- [What you will do] Without including any pictures, write out the listing below exactly.

Start of Information supplied

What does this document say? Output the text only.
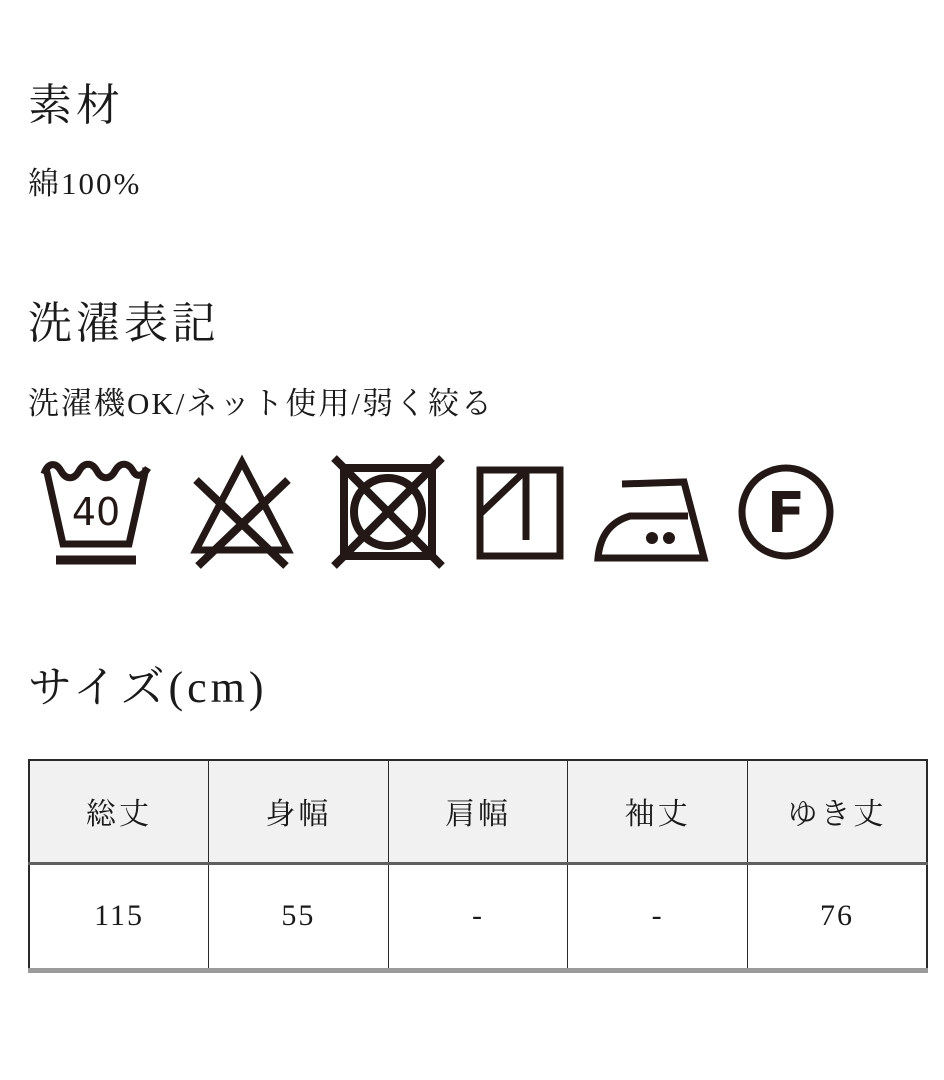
素材

綿100%

洗濯表記

洗濯機OK/ネット使用/弱く絞る

40	F
サイズ(cm)
総丈	身幅	肩幅	袖丈	ゆき丈
115	55	-	-	76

End of Information supplied

- [In response]
What does this document say? Output the text only.
素材

綿100%

洗濯表記

洗濯機OK/ネット使用/弱く絞る

40	F
サイズ(cm)
総丈	身幅	肩幅	袖丈	ゆき丈
115	55	-	-	76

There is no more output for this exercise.